Skip the pictures. Repeat everything else in the records word for word.

Records contained in a dataset:
- - -
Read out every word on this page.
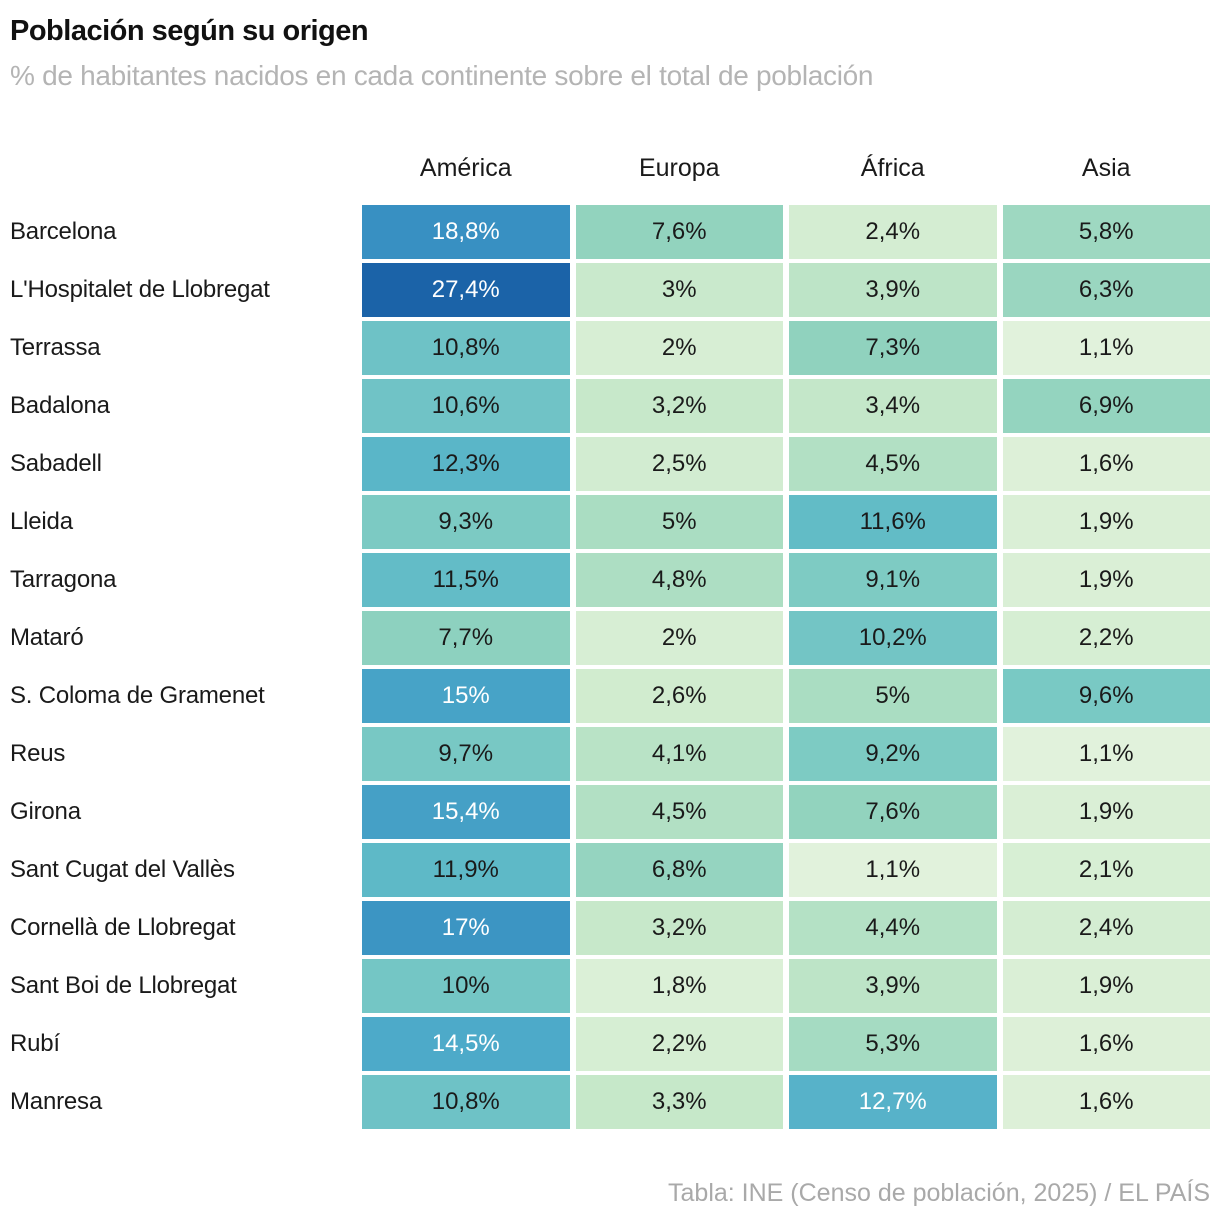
Población según su origen
% de habitantes nacidos en cada continente sobre el total de población
América	Europa	África	Asia
Barcelona	18,8%	7,6%	2,4%	5,8%
L'Hospitalet de Llobregat	27,4%	3%	3,9%	6,3%
Terrassa	10,8%	2%	7,3%	1,1%
Badalona	10,6%	3,2%	3,4%	6,9%
Sabadell	12,3%	2,5%	4,5%	1,6%
Lleida	9,3%	5%	11,6%	1,9%
Tarragona	11,5%	4,8%	9,1%	1,9%
Mataró	7,7%	2%	10,2%	2,2%
S. Coloma de Gramenet	15%	2,6%	5%	9,6%
Reus	9,7%	4,1%	9,2%	1,1%
Girona	15,4%	4,5%	7,6%	1,9%
Sant Cugat del Vallès	11,9%	6,8%	1,1%	2,1%
Cornellà de Llobregat	17%	3,2%	4,4%	2,4%
Sant Boi de Llobregat	10%	1,8%	3,9%	1,9%
Rubí	14,5%	2,2%	5,3%	1,6%
Manresa	10,8%	3,3%	12,7%	1,6%
Tabla: INE (Censo de población, 2025) / EL PAÍS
- - -
* OUTPUT
Read out every word on this page.
Población según su origen
% de habitantes nacidos en cada continente sobre el total de población
América	Europa	África	Asia
Barcelona	18,8%	7,6%	2,4%	5,8%
L'Hospitalet de Llobregat	27,4%	3%	3,9%	6,3%
Terrassa	10,8%	2%	7,3%	1,1%
Badalona	10,6%	3,2%	3,4%	6,9%
Sabadell	12,3%	2,5%	4,5%	1,6%
Lleida	9,3%	5%	11,6%	1,9%
Tarragona	11,5%	4,8%	9,1%	1,9%
Mataró	7,7%	2%	10,2%	2,2%
S. Coloma de Gramenet	15%	2,6%	5%	9,6%
Reus	9,7%	4,1%	9,2%	1,1%
Girona	15,4%	4,5%	7,6%	1,9%
Sant Cugat del Vallès	11,9%	6,8%	1,1%	2,1%
Cornellà de Llobregat	17%	3,2%	4,4%	2,4%
Sant Boi de Llobregat	10%	1,8%	3,9%	1,9%
Rubí	14,5%	2,2%	5,3%	1,6%
Manresa	10,8%	3,3%	12,7%	1,6%
Tabla: INE (Censo de población, 2025) / EL PAÍS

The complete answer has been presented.